Excerpt from a dataset
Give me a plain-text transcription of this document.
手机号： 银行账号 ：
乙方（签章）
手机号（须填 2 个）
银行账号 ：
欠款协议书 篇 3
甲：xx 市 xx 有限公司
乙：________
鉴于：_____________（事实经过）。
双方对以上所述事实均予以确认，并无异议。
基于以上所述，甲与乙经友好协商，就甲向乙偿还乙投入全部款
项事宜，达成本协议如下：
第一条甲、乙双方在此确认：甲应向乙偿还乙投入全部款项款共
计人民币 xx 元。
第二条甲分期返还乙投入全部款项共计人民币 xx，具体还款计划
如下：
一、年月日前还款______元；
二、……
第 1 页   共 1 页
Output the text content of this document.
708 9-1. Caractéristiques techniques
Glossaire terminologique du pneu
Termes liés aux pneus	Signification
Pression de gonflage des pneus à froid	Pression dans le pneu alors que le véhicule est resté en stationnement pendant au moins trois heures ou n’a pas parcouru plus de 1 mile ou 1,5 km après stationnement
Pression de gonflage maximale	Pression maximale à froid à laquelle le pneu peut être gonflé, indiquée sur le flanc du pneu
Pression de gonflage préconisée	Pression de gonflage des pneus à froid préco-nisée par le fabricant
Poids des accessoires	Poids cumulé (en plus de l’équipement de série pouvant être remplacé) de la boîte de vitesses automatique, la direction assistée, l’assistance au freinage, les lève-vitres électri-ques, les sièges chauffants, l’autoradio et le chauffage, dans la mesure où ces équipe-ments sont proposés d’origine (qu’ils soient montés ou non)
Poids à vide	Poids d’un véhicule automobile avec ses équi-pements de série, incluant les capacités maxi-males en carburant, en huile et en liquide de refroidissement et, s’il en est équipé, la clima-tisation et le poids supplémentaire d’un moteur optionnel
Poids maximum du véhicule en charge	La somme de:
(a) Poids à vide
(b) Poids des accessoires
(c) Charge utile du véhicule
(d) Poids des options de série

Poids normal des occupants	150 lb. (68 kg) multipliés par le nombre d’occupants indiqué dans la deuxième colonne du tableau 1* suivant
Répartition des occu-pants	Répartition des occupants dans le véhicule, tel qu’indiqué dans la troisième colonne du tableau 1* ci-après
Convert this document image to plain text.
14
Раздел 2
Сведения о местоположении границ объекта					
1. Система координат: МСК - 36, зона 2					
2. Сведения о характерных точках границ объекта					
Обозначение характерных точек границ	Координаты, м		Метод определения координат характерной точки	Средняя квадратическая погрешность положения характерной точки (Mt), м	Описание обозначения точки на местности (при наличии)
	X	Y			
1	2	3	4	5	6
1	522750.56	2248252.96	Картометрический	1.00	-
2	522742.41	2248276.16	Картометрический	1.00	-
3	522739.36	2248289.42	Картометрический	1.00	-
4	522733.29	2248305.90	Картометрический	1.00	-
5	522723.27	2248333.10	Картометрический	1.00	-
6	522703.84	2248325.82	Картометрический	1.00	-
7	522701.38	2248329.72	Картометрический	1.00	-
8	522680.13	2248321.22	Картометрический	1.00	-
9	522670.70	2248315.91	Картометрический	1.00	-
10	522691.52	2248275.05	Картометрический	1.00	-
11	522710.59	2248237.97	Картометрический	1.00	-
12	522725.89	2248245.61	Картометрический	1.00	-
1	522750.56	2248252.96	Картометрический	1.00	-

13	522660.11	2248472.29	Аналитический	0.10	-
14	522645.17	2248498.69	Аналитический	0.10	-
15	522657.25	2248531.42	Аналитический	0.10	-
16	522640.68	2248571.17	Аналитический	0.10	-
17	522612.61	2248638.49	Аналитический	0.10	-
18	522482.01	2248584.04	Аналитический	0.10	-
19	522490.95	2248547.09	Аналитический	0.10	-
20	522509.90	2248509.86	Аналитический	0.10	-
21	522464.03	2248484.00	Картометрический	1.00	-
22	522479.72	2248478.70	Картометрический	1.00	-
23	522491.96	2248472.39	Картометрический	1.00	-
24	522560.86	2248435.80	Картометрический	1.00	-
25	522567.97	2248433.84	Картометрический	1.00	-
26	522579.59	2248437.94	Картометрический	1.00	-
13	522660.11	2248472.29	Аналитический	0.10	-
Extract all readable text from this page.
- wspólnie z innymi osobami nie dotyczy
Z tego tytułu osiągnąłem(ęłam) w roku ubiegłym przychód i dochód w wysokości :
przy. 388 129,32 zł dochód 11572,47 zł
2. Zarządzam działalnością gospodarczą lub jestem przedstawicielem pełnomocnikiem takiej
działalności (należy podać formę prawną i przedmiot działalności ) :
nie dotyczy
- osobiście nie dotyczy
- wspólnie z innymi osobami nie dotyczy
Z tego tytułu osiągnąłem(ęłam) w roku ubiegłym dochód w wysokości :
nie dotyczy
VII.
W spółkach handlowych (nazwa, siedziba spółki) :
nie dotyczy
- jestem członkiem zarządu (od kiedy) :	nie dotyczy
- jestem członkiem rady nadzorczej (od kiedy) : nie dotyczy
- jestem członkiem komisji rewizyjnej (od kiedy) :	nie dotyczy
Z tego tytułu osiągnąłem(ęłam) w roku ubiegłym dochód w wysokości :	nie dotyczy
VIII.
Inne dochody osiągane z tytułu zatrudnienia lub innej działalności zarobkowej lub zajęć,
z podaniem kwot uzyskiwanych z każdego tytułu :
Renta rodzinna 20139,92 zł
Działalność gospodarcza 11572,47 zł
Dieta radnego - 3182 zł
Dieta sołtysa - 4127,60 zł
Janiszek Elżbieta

_DIRECTIONS:_
Each line above must be reproduced exactly as it stands.

_COMPLETED EXERCISE:_
Give me a plain-text transcription of this document.
手机号： 银行账号 ：
乙方（签章）
手机号（须填 2 个）
银行账号 ：
欠款协议书 篇 3
甲：xx 市 xx 有限公司
乙：________
鉴于：_____________（事实经过）。
双方对以上所述事实均予以确认，并无异议。
基于以上所述，甲与乙经友好协商，就甲向乙偿还乙投入全部款
项事宜，达成本协议如下：
第一条甲、乙双方在此确认：甲应向乙偿还乙投入全部款项款共
计人民币 xx 元。
第二条甲分期返还乙投入全部款项共计人民币 xx，具体还款计划
如下：
一、年月日前还款______元；
二、……
第 1 页   共 1 页
Output the text content of this document.
708 9-1. Caractéristiques techniques
Glossaire terminologique du pneu
Termes liés aux pneus	Signification
Pression de gonflage des pneus à froid	Pression dans le pneu alors que le véhicule est resté en stationnement pendant au moins trois heures ou n’a pas parcouru plus de 1 mile ou 1,5 km après stationnement
Pression de gonflage maximale	Pression maximale à froid à laquelle le pneu peut être gonflé, indiquée sur le flanc du pneu
Pression de gonflage préconisée	Pression de gonflage des pneus à froid préco-nisée par le fabricant
Poids des accessoires	Poids cumulé (en plus de l’équipement de série pouvant être remplacé) de la boîte de vitesses automatique, la direction assistée, l’assistance au freinage, les lève-vitres électri-ques, les sièges chauffants, l’autoradio et le chauffage, dans la mesure où ces équipe-ments sont proposés d’origine (qu’ils soient montés ou non)
Poids à vide	Poids d’un véhicule automobile avec ses équi-pements de série, incluant les capacités maxi-males en carburant, en huile et en liquide de refroidissement et, s’il en est équipé, la clima-tisation et le poids supplémentaire d’un moteur optionnel
Poids maximum du véhicule en charge	La somme de:
(a) Poids à vide
(b) Poids des accessoires
(c) Charge utile du véhicule
(d) Poids des options de série

Poids normal des occupants	150 lb. (68 kg) multipliés par le nombre d’occupants indiqué dans la deuxième colonne du tableau 1* suivant
Répartition des occu-pants	Répartition des occupants dans le véhicule, tel qu’indiqué dans la troisième colonne du tableau 1* ci-après
Convert this document image to plain text.
14
Раздел 2
Сведения о местоположении границ объекта					
1. Система координат: МСК - 36, зона 2					
2. Сведения о характерных точках границ объекта					
Обозначение характерных точек границ	Координаты, м		Метод определения координат характерной точки	Средняя квадратическая погрешность положения характерной точки (Mt), м	Описание обозначения точки на местности (при наличии)
	X	Y			
1	2	3	4	5	6
1	522750.56	2248252.96	Картометрический	1.00	-
2	522742.41	2248276.16	Картометрический	1.00	-
3	522739.36	2248289.42	Картометрический	1.00	-
4	522733.29	2248305.90	Картометрический	1.00	-
5	522723.27	2248333.10	Картометрический	1.00	-
6	522703.84	2248325.82	Картометрический	1.00	-
7	522701.38	2248329.72	Картометрический	1.00	-
8	522680.13	2248321.22	Картометрический	1.00	-
9	522670.70	2248315.91	Картометрический	1.00	-
10	522691.52	2248275.05	Картометрический	1.00	-
11	522710.59	2248237.97	Картометрический	1.00	-
12	522725.89	2248245.61	Картометрический	1.00	-
1	522750.56	2248252.96	Картометрический	1.00	-

13	522660.11	2248472.29	Аналитический	0.10	-
14	522645.17	2248498.69	Аналитический	0.10	-
15	522657.25	2248531.42	Аналитический	0.10	-
16	522640.68	2248571.17	Аналитический	0.10	-
17	522612.61	2248638.49	Аналитический	0.10	-
18	522482.01	2248584.04	Аналитический	0.10	-
19	522490.95	2248547.09	Аналитический	0.10	-
20	522509.90	2248509.86	Аналитический	0.10	-
21	522464.03	2248484.00	Картометрический	1.00	-
22	522479.72	2248478.70	Картометрический	1.00	-
23	522491.96	2248472.39	Картометрический	1.00	-
24	522560.86	2248435.80	Картометрический	1.00	-
25	522567.97	2248433.84	Картометрический	1.00	-
26	522579.59	2248437.94	Картометрический	1.00	-
13	522660.11	2248472.29	Аналитический	0.10	-
Extract all readable text from this page.
- wspólnie z innymi osobami nie dotyczy
Z tego tytułu osiągnąłem(ęłam) w roku ubiegłym przychód i dochód w wysokości :
przy. 388 129,32 zł dochód 11572,47 zł
2. Zarządzam działalnością gospodarczą lub jestem przedstawicielem pełnomocnikiem takiej
działalności (należy podać formę prawną i przedmiot działalności ) :
nie dotyczy
- osobiście nie dotyczy
- wspólnie z innymi osobami nie dotyczy
Z tego tytułu osiągnąłem(ęłam) w roku ubiegłym dochód w wysokości :
nie dotyczy
VII.
W spółkach handlowych (nazwa, siedziba spółki) :
nie dotyczy
- jestem członkiem zarządu (od kiedy) :	nie dotyczy
- jestem członkiem rady nadzorczej (od kiedy) : nie dotyczy
- jestem członkiem komisji rewizyjnej (od kiedy) :	nie dotyczy
Z tego tytułu osiągnąłem(ęłam) w roku ubiegłym dochód w wysokości :	nie dotyczy
VIII.
Inne dochody osiągane z tytułu zatrudnienia lub innej działalności zarobkowej lub zajęć,
z podaniem kwot uzyskiwanych z każdego tytułu :
Renta rodzinna 20139,92 zł
Działalność gospodarcza 11572,47 zł
Dieta radnego - 3182 zł
Dieta sołtysa - 4127,60 zł
Janiszek Elżbieta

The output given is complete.